> [Text block]

═══

# Tips for quickly and efficiently searching for duplicate questions on Physics SE

There have been some recent discussions that it's getting increasingly difficult to find duplicates or near-duplicates of questions posted by new users, on the main site. Similar concepts are getting repeated time and again in answers, leading to duplicated efforts. So what are some tips to quickly search for duplicates on Physics SE?

Some of our primary search resources are of course

But how exactly do you use them to search efficiently? Are there any additional scripts we can use? For example, one of the scripts that I personally use is Searchbar and Nav Improvements by Samuel Liew.

Related:

Math SE: How do you search for specific questions?

Math SE: How to search on this site?

═══

> [Given data]
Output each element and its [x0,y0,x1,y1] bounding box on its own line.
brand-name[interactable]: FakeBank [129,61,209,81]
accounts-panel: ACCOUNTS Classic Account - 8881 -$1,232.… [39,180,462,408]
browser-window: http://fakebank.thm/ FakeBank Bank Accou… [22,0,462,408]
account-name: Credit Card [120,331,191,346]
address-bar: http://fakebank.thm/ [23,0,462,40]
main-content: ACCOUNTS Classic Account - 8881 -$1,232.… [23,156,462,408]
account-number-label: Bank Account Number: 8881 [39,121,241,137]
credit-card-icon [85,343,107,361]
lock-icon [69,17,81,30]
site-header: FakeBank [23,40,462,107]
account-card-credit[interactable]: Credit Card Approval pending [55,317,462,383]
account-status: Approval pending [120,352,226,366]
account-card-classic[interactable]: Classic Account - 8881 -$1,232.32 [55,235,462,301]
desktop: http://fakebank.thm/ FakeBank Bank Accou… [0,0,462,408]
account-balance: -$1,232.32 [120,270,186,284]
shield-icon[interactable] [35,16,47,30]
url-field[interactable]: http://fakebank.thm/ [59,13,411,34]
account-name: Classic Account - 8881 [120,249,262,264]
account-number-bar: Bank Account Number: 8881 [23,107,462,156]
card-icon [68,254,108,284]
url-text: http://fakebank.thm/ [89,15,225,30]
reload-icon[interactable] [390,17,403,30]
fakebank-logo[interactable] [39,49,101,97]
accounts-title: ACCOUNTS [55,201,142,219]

═══

> [Tasks]
1. Reproduce the passage of the post on searching for duplicate questions from "There have been" up to and including "on this site?".
2. Write the next part of the post on searching for duplicate questions on Physics SE, picking up after its final line.

> [Per-task answers]
1.
There have been some recent discussions that it's getting increasingly difficult to find duplicates or near-duplicates of questions posted by new users, on the main site. Similar concepts are getting repeated time and again in answers, leading to duplicated efforts. So what are some tips to quickly search for duplicates on Physics SE?

Some of our primary search resources are of course

But how exactly do you use them to search efficiently? Are there any additional scripts we can use? For example, one of the scripts that I personally use is Searchbar and Nav Improvements by Samuel Liew.

Related:

Math SE: How do you search for specific questions?

Math SE: How to search on this site?

2.
• Does memorizing every question count as a tip? – Kyle Kanos Jan 29 '19 at 22:02
• @KyleKanos It sure is a "tip", but I don't think it's a helpful one for newer users. ;) – S.D. Jan 29 '19 at 22:03
• @Blue true, that just comes with time. – Kyle Kanos Jan 29 '19 at 22:07
• @KyleKanos - I think that I can state with conviction that there is no way in heck that my brain is capable of memorizing every question on Physics SE. Kudos to you! But, generally, Google does a pretty good job of it. – Jon Custer Jan 29 '19 at 23:45
• @JonCuster you need to work on your sense of humor ;) – Kyle Kanos Jan 30 '19 at 0:00
• @KyleKanos - (My tongue was firmly in cheek). I suspect there are a few folks I know who actually would have a pretty good chance at actually doing so. Based on the evidence, our own Qmechanic would seem to have it pretty much nailed... – Jon Custer Jan 30 '19 at 0:07
• The 'related' right bar has a lot of things most lazy OPs never bothered to check. – user191954 Jan 30 '19 at 0:58
• – JMac Feb 2 '19 at 17:49
• @BenCrowell Correct. And yes, maintaining such a file sounds like a good idea. Maybe you could write about it in an answer and perhaps share the format with us? – S.D. Feb 25 '19 at 18:04

I maintain a FAQ file organized in outline format, on the specific topics that I'm interested in and knowledgeable about. Many of the entries in this file are just links to physics.SE questions. The FAQ is at a publicly accessible URL, so anyone who's interested in seeing how I have it organized can look at it. When someone posts a question on physics.SE that I think is probably a FAQ or duplicate, I look at my FAQ file, and often it has an entry for a physics.SE question.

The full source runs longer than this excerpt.